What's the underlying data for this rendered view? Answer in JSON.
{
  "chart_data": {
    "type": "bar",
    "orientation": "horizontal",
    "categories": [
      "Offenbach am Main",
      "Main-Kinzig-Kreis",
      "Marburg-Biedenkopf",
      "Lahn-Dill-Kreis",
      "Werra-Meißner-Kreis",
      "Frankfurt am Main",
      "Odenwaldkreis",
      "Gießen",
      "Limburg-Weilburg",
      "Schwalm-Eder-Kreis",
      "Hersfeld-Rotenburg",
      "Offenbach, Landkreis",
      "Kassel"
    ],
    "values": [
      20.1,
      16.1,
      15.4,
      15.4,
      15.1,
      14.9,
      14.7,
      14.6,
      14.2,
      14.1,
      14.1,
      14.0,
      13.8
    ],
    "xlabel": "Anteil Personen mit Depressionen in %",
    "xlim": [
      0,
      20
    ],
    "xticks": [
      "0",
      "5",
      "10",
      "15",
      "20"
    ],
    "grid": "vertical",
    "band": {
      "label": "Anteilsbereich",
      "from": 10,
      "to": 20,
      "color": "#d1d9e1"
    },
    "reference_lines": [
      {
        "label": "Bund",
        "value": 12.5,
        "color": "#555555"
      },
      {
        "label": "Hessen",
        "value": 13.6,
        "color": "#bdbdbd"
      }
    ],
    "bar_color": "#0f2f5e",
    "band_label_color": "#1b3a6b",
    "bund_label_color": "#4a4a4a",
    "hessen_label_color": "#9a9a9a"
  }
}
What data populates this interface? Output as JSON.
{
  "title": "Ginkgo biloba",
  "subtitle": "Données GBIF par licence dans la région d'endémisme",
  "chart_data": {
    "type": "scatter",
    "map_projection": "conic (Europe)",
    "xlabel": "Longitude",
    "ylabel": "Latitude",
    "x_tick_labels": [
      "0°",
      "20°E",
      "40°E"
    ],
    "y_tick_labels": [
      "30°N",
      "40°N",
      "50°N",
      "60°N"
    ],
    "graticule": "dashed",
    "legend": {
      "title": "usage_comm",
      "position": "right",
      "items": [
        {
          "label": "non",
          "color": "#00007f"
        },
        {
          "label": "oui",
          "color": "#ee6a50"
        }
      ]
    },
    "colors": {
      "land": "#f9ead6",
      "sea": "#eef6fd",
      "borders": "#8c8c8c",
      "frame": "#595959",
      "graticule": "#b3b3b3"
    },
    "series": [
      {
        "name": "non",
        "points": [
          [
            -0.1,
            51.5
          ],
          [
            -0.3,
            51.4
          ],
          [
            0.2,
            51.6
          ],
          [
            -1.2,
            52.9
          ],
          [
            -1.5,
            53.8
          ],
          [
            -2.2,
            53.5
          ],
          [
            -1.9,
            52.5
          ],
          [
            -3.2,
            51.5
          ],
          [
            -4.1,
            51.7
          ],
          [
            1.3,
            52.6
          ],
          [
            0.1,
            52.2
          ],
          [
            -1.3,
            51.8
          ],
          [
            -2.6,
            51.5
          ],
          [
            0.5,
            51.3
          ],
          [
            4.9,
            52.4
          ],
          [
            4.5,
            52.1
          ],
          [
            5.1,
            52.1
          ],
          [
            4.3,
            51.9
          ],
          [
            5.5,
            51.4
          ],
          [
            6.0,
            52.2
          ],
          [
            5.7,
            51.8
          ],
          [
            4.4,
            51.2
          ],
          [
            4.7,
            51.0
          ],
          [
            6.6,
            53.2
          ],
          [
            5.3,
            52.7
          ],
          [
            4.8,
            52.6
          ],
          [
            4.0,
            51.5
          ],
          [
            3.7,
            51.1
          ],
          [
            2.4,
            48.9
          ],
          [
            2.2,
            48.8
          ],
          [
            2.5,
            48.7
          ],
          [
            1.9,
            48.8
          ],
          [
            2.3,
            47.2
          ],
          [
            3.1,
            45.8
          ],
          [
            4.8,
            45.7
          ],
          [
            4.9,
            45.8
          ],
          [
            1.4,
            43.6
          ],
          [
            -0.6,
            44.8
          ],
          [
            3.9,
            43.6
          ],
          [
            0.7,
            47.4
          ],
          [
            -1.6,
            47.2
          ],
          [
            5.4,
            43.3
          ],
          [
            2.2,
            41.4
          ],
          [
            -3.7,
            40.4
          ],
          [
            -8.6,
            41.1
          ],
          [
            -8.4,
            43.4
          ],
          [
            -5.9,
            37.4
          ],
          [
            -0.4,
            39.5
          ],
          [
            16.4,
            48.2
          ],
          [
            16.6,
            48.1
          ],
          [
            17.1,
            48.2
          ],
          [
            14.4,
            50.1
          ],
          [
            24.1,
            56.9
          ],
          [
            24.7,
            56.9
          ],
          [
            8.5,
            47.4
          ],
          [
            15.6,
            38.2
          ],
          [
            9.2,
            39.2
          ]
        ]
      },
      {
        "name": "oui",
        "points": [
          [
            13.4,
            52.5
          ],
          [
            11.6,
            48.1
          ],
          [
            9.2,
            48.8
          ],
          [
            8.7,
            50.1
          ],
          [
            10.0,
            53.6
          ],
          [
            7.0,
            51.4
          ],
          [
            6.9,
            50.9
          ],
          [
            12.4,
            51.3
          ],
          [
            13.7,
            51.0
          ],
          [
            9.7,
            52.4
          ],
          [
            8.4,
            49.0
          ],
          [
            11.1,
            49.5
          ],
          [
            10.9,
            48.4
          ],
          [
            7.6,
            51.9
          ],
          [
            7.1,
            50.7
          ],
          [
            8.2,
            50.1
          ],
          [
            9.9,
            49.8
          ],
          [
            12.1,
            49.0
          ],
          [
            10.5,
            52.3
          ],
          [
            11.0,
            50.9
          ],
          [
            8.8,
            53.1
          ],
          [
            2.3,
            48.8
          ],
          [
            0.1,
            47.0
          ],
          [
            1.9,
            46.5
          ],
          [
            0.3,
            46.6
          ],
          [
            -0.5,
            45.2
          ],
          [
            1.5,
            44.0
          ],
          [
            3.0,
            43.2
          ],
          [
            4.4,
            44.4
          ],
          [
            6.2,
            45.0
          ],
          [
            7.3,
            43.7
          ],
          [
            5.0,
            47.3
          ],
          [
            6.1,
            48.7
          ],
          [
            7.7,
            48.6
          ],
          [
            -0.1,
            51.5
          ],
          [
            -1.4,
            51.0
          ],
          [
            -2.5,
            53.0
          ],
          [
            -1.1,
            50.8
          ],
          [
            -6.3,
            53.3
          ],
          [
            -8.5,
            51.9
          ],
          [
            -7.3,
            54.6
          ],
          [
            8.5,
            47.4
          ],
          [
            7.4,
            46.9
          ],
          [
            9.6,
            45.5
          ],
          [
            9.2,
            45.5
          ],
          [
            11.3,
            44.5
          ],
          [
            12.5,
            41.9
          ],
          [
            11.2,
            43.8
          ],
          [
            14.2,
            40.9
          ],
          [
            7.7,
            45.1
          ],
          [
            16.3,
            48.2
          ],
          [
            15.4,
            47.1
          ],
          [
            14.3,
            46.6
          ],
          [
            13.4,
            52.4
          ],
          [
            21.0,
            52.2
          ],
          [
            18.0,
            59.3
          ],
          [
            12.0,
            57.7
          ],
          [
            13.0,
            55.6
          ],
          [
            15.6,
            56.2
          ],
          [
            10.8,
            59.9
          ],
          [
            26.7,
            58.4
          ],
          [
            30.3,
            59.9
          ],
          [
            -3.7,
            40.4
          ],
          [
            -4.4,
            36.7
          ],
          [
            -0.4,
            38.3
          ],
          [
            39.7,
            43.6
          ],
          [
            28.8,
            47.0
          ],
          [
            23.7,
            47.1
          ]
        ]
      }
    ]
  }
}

**Your goal**
Reproduce each entry word for word.

**Solution to the exercise**
What's the underlying data for this rendered view? Answer in JSON.
{
  "chart_data": {
    "type": "bar",
    "orientation": "horizontal",
    "categories": [
      "Offenbach am Main",
      "Main-Kinzig-Kreis",
      "Marburg-Biedenkopf",
      "Lahn-Dill-Kreis",
      "Werra-Meißner-Kreis",
      "Frankfurt am Main",
      "Odenwaldkreis",
      "Gießen",
      "Limburg-Weilburg",
      "Schwalm-Eder-Kreis",
      "Hersfeld-Rotenburg",
      "Offenbach, Landkreis",
      "Kassel"
    ],
    "values": [
      20.1,
      16.1,
      15.4,
      15.4,
      15.1,
      14.9,
      14.7,
      14.6,
      14.2,
      14.1,
      14.1,
      14.0,
      13.8
    ],
    "xlabel": "Anteil Personen mit Depressionen in %",
    "xlim": [
      0,
      20
    ],
    "xticks": [
      "0",
      "5",
      "10",
      "15",
      "20"
    ],
    "grid": "vertical",
    "band": {
      "label": "Anteilsbereich",
      "from": 10,
      "to": 20,
      "color": "#d1d9e1"
    },
    "reference_lines": [
      {
        "label": "Bund",
        "value": 12.5,
        "color": "#555555"
      },
      {
        "label": "Hessen",
        "value": 13.6,
        "color": "#bdbdbd"
      }
    ],
    "bar_color": "#0f2f5e",
    "band_label_color": "#1b3a6b",
    "bund_label_color": "#4a4a4a",
    "hessen_label_color": "#9a9a9a"
  }
}
What data populates this interface? Output as JSON.
{
  "title": "Ginkgo biloba",
  "subtitle": "Données GBIF par licence dans la région d'endémisme",
  "chart_data": {
    "type": "scatter",
    "map_projection": "conic (Europe)",
    "xlabel": "Longitude",
    "ylabel": "Latitude",
    "x_tick_labels": [
      "0°",
      "20°E",
      "40°E"
    ],
    "y_tick_labels": [
      "30°N",
      "40°N",
      "50°N",
      "60°N"
    ],
    "graticule": "dashed",
    "legend": {
      "title": "usage_comm",
      "position": "right",
      "items": [
        {
          "label": "non",
          "color": "#00007f"
        },
        {
          "label": "oui",
          "color": "#ee6a50"
        }
      ]
    },
    "colors": {
      "land": "#f9ead6",
      "sea": "#eef6fd",
      "borders": "#8c8c8c",
      "frame": "#595959",
      "graticule": "#b3b3b3"
    },
    "series": [
      {
        "name": "non",
        "points": [
          [
            -0.1,
            51.5
          ],
          [
            -0.3,
            51.4
          ],
          [
            0.2,
            51.6
          ],
          [
            -1.2,
            52.9
          ],
          [
            -1.5,
            53.8
          ],
          [
            -2.2,
            53.5
          ],
          [
            -1.9,
            52.5
          ],
          [
            -3.2,
            51.5
          ],
          [
            -4.1,
            51.7
          ],
          [
            1.3,
            52.6
          ],
          [
            0.1,
            52.2
          ],
          [
            -1.3,
            51.8
          ],
          [
            -2.6,
            51.5
          ],
          [
            0.5,
            51.3
          ],
          [
            4.9,
            52.4
          ],
          [
            4.5,
            52.1
          ],
          [
            5.1,
            52.1
          ],
          [
            4.3,
            51.9
          ],
          [
            5.5,
            51.4
          ],
          [
            6.0,
            52.2
          ],
          [
            5.7,
            51.8
          ],
          [
            4.4,
            51.2
          ],
          [
            4.7,
            51.0
          ],
          [
            6.6,
            53.2
          ],
          [
            5.3,
            52.7
          ],
          [
            4.8,
            52.6
          ],
          [
            4.0,
            51.5
          ],
          [
            3.7,
            51.1
          ],
          [
            2.4,
            48.9
          ],
          [
            2.2,
            48.8
          ],
          [
            2.5,
            48.7
          ],
          [
            1.9,
            48.8
          ],
          [
            2.3,
            47.2
          ],
          [
            3.1,
            45.8
          ],
          [
            4.8,
            45.7
          ],
          [
            4.9,
            45.8
          ],
          [
            1.4,
            43.6
          ],
          [
            -0.6,
            44.8
          ],
          [
            3.9,
            43.6
          ],
          [
            0.7,
            47.4
          ],
          [
            -1.6,
            47.2
          ],
          [
            5.4,
            43.3
          ],
          [
            2.2,
            41.4
          ],
          [
            -3.7,
            40.4
          ],
          [
            -8.6,
            41.1
          ],
          [
            -8.4,
            43.4
          ],
          [
            -5.9,
            37.4
          ],
          [
            -0.4,
            39.5
          ],
          [
            16.4,
            48.2
          ],
          [
            16.6,
            48.1
          ],
          [
            17.1,
            48.2
          ],
          [
            14.4,
            50.1
          ],
          [
            24.1,
            56.9
          ],
          [
            24.7,
            56.9
          ],
          [
            8.5,
            47.4
          ],
          [
            15.6,
            38.2
          ],
          [
            9.2,
            39.2
          ]
        ]
      },
      {
        "name": "oui",
        "points": [
          [
            13.4,
            52.5
          ],
          [
            11.6,
            48.1
          ],
          [
            9.2,
            48.8
          ],
          [
            8.7,
            50.1
          ],
          [
            10.0,
            53.6
          ],
          [
            7.0,
            51.4
          ],
          [
            6.9,
            50.9
          ],
          [
            12.4,
            51.3
          ],
          [
            13.7,
            51.0
          ],
          [
            9.7,
            52.4
          ],
          [
            8.4,
            49.0
          ],
          [
            11.1,
            49.5
          ],
          [
            10.9,
            48.4
          ],
          [
            7.6,
            51.9
          ],
          [
            7.1,
            50.7
          ],
          [
            8.2,
            50.1
          ],
          [
            9.9,
            49.8
          ],
          [
            12.1,
            49.0
          ],
          [
            10.5,
            52.3
          ],
          [
            11.0,
            50.9
          ],
          [
            8.8,
            53.1
          ],
          [
            2.3,
            48.8
          ],
          [
            0.1,
            47.0
          ],
          [
            1.9,
            46.5
          ],
          [
            0.3,
            46.6
          ],
          [
            -0.5,
            45.2
          ],
          [
            1.5,
            44.0
          ],
          [
            3.0,
            43.2
          ],
          [
            4.4,
            44.4
          ],
          [
            6.2,
            45.0
          ],
          [
            7.3,
            43.7
          ],
          [
            5.0,
            47.3
          ],
          [
            6.1,
            48.7
          ],
          [
            7.7,
            48.6
          ],
          [
            -0.1,
            51.5
          ],
          [
            -1.4,
            51.0
          ],
          [
            -2.5,
            53.0
          ],
          [
            -1.1,
            50.8
          ],
          [
            -6.3,
            53.3
          ],
          [
            -8.5,
            51.9
          ],
          [
            -7.3,
            54.6
          ],
          [
            8.5,
            47.4
          ],
          [
            7.4,
            46.9
          ],
          [
            9.6,
            45.5
          ],
          [
            9.2,
            45.5
          ],
          [
            11.3,
            44.5
          ],
          [
            12.5,
            41.9
          ],
          [
            11.2,
            43.8
          ],
          [
            14.2,
            40.9
          ],
          [
            7.7,
            45.1
          ],
          [
            16.3,
            48.2
          ],
          [
            15.4,
            47.1
          ],
          [
            14.3,
            46.6
          ],
          [
            13.4,
            52.4
          ],
          [
            21.0,
            52.2
          ],
          [
            18.0,
            59.3
          ],
          [
            12.0,
            57.7
          ],
          [
            13.0,
            55.6
          ],
          [
            15.6,
            56.2
          ],
          [
            10.8,
            59.9
          ],
          [
            26.7,
            58.4
          ],
          [
            30.3,
            59.9
          ],
          [
            -3.7,
            40.4
          ],
          [
            -4.4,
            36.7
          ],
          [
            -0.4,
            38.3
          ],
          [
            39.7,
            43.6
          ],
          [
            28.8,
            47.0
          ],
          [
            23.7,
            47.1
          ]
        ]
      }
    ]
  }
}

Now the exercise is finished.